(Task objective) Return each of the following rows without any alteration.
== Data for this exercise ==
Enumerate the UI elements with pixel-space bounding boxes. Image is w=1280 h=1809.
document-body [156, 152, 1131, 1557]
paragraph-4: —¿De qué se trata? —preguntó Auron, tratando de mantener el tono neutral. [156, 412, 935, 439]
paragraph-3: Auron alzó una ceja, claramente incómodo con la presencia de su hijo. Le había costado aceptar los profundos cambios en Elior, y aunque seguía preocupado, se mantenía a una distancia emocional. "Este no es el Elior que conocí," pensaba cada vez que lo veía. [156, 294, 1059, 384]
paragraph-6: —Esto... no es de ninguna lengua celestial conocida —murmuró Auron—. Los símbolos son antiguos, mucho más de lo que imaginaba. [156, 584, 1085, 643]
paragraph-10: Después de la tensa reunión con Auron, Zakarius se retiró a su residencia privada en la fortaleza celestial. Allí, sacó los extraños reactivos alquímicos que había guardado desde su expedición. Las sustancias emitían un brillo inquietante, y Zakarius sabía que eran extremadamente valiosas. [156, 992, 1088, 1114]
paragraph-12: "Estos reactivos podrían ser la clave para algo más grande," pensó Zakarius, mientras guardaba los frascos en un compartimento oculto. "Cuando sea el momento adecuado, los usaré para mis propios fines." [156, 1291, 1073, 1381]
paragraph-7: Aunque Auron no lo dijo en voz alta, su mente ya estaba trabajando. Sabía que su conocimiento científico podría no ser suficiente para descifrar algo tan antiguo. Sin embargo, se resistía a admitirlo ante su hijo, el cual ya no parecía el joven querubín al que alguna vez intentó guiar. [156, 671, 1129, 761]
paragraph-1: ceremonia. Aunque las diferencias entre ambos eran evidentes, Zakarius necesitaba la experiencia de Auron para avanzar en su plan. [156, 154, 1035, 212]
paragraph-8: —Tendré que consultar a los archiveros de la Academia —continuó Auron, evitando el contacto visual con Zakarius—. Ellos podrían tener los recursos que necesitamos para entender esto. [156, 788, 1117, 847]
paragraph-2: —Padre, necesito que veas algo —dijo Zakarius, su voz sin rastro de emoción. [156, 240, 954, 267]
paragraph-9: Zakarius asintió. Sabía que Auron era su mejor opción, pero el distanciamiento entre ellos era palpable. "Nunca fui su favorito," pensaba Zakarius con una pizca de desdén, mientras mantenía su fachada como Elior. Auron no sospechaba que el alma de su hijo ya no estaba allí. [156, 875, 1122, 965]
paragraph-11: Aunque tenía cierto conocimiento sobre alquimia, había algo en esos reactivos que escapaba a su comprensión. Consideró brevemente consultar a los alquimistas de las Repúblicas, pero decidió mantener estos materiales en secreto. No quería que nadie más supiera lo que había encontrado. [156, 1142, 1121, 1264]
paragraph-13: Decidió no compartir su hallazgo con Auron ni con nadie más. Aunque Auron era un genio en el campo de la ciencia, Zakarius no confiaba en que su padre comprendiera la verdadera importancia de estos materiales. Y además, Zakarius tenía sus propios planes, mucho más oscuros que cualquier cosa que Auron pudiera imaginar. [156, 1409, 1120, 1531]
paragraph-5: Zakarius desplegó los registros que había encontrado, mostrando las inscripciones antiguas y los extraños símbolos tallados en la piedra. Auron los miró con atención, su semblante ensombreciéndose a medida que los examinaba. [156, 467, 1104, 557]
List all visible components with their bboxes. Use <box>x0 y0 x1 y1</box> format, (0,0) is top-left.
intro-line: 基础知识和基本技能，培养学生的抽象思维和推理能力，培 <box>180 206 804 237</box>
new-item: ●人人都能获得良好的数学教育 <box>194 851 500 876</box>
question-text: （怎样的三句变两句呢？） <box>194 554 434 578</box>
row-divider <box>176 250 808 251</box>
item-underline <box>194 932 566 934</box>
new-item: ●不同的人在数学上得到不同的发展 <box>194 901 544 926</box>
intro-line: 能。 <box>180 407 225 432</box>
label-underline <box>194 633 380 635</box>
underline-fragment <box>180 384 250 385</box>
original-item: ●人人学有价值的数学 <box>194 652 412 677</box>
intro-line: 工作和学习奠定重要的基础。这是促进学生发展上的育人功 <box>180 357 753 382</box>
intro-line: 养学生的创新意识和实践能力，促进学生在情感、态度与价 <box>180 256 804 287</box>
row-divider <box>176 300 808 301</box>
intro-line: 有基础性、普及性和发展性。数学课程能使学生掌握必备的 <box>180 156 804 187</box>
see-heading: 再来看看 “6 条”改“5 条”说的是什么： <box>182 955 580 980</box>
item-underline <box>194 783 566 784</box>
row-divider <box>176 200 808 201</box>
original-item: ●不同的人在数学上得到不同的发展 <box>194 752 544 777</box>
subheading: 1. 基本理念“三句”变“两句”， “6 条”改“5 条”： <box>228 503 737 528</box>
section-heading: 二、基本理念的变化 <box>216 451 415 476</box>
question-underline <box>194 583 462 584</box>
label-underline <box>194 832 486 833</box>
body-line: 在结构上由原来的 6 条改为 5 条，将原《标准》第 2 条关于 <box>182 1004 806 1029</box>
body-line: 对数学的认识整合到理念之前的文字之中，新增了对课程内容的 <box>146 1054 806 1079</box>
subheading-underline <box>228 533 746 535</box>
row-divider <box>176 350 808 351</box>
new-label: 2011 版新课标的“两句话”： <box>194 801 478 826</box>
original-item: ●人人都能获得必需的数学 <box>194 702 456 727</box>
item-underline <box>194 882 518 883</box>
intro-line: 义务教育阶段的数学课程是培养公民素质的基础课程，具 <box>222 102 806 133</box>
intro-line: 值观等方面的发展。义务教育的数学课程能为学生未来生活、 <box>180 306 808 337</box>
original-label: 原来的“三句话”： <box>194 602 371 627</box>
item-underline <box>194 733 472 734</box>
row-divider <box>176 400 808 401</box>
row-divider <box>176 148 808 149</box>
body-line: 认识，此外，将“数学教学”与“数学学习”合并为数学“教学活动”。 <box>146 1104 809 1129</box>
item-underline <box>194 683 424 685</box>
===
(Task output)
Enumerate the UI elements with pixel-space bounding boxes. Image is w=1280 h=1809.
document-body [156, 152, 1131, 1557]
paragraph-4: —¿De qué se trata? —preguntó Auron, tratando de mantener el tono neutral. [156, 412, 935, 439]
paragraph-3: Auron alzó una ceja, claramente incómodo con la presencia de su hijo. Le había costado aceptar los profundos cambios en Elior, y aunque seguía preocupado, se mantenía a una distancia emocional. "Este no es el Elior que conocí," pensaba cada vez que lo veía. [156, 294, 1059, 384]
paragraph-6: —Esto... no es de ninguna lengua celestial conocida —murmuró Auron—. Los símbolos son antiguos, mucho más de lo que imaginaba. [156, 584, 1085, 643]
paragraph-10: Después de la tensa reunión con Auron, Zakarius se retiró a su residencia privada en la fortaleza celestial. Allí, sacó los extraños reactivos alquímicos que había guardado desde su expedición. Las sustancias emitían un brillo inquietante, y Zakarius sabía que eran extremadamente valiosas. [156, 992, 1088, 1114]
paragraph-12: "Estos reactivos podrían ser la clave para algo más grande," pensó Zakarius, mientras guardaba los frascos en un compartimento oculto. "Cuando sea el momento adecuado, los usaré para mis propios fines." [156, 1291, 1073, 1381]
paragraph-7: Aunque Auron no lo dijo en voz alta, su mente ya estaba trabajando. Sabía que su conocimiento científico podría no ser suficiente para descifrar algo tan antiguo. Sin embargo, se resistía a admitirlo ante su hijo, el cual ya no parecía el joven querubín al que alguna vez intentó guiar. [156, 671, 1129, 761]
paragraph-1: ceremonia. Aunque las diferencias entre ambos eran evidentes, Zakarius necesitaba la experiencia de Auron para avanzar en su plan. [156, 154, 1035, 212]
paragraph-8: —Tendré que consultar a los archiveros de la Academia —continuó Auron, evitando el contacto visual con Zakarius—. Ellos podrían tener los recursos que necesitamos para entender esto. [156, 788, 1117, 847]
paragraph-2: —Padre, necesito que veas algo —dijo Zakarius, su voz sin rastro de emoción. [156, 240, 954, 267]
paragraph-9: Zakarius asintió. Sabía que Auron era su mejor opción, pero el distanciamiento entre ellos era palpable. "Nunca fui su favorito," pensaba Zakarius con una pizca de desdén, mientras mantenía su fachada como Elior. Auron no sospechaba que el alma de su hijo ya no estaba allí. [156, 875, 1122, 965]
paragraph-11: Aunque tenía cierto conocimiento sobre alquimia, había algo en esos reactivos que escapaba a su comprensión. Consideró brevemente consultar a los alquimistas de las Repúblicas, pero decidió mantener estos materiales en secreto. No quería que nadie más supiera lo que había encontrado. [156, 1142, 1121, 1264]
paragraph-13: Decidió no compartir su hallazgo con Auron ni con nadie más. Aunque Auron era un genio en el campo de la ciencia, Zakarius no confiaba en que su padre comprendiera la verdadera importancia de estos materiales. Y además, Zakarius tenía sus propios planes, mucho más oscuros que cualquier cosa que Auron pudiera imaginar. [156, 1409, 1120, 1531]
paragraph-5: Zakarius desplegó los registros que había encontrado, mostrando las inscripciones antiguas y los extraños símbolos tallados en la piedra. Auron los miró con atención, su semblante ensombreciéndose a medida que los examinaba. [156, 467, 1104, 557]
List all visible components with their bboxes. Use <box>x0 y0 x1 y1</box> format, (0,0) is top-left.
intro-line: 基础知识和基本技能，培养学生的抽象思维和推理能力，培 <box>180 206 804 237</box>
new-item: ●人人都能获得良好的数学教育 <box>194 851 500 876</box>
question-text: （怎样的三句变两句呢？） <box>194 554 434 578</box>
row-divider <box>176 250 808 251</box>
item-underline <box>194 932 566 934</box>
new-item: ●不同的人在数学上得到不同的发展 <box>194 901 544 926</box>
intro-line: 能。 <box>180 407 225 432</box>
label-underline <box>194 633 380 635</box>
underline-fragment <box>180 384 250 385</box>
original-item: ●人人学有价值的数学 <box>194 652 412 677</box>
intro-line: 工作和学习奠定重要的基础。这是促进学生发展上的育人功 <box>180 357 753 382</box>
intro-line: 养学生的创新意识和实践能力，促进学生在情感、态度与价 <box>180 256 804 287</box>
row-divider <box>176 300 808 301</box>
intro-line: 有基础性、普及性和发展性。数学课程能使学生掌握必备的 <box>180 156 804 187</box>
see-heading: 再来看看 “6 条”改“5 条”说的是什么： <box>182 955 580 980</box>
item-underline <box>194 783 566 784</box>
row-divider <box>176 200 808 201</box>
original-item: ●不同的人在数学上得到不同的发展 <box>194 752 544 777</box>
subheading: 1. 基本理念“三句”变“两句”， “6 条”改“5 条”： <box>228 503 737 528</box>
section-heading: 二、基本理念的变化 <box>216 451 415 476</box>
question-underline <box>194 583 462 584</box>
label-underline <box>194 832 486 833</box>
body-line: 在结构上由原来的 6 条改为 5 条，将原《标准》第 2 条关于 <box>182 1004 806 1029</box>
body-line: 对数学的认识整合到理念之前的文字之中，新增了对课程内容的 <box>146 1054 806 1079</box>
subheading-underline <box>228 533 746 535</box>
row-divider <box>176 350 808 351</box>
new-label: 2011 版新课标的“两句话”： <box>194 801 478 826</box>
original-item: ●人人都能获得必需的数学 <box>194 702 456 727</box>
item-underline <box>194 882 518 883</box>
intro-line: 义务教育阶段的数学课程是培养公民素质的基础课程，具 <box>222 102 806 133</box>
intro-line: 值观等方面的发展。义务教育的数学课程能为学生未来生活、 <box>180 306 808 337</box>
original-label: 原来的“三句话”： <box>194 602 371 627</box>
item-underline <box>194 733 472 734</box>
row-divider <box>176 400 808 401</box>
row-divider <box>176 148 808 149</box>
body-line: 认识，此外，将“数学教学”与“数学学习”合并为数学“教学活动”。 <box>146 1104 809 1129</box>
item-underline <box>194 683 424 685</box>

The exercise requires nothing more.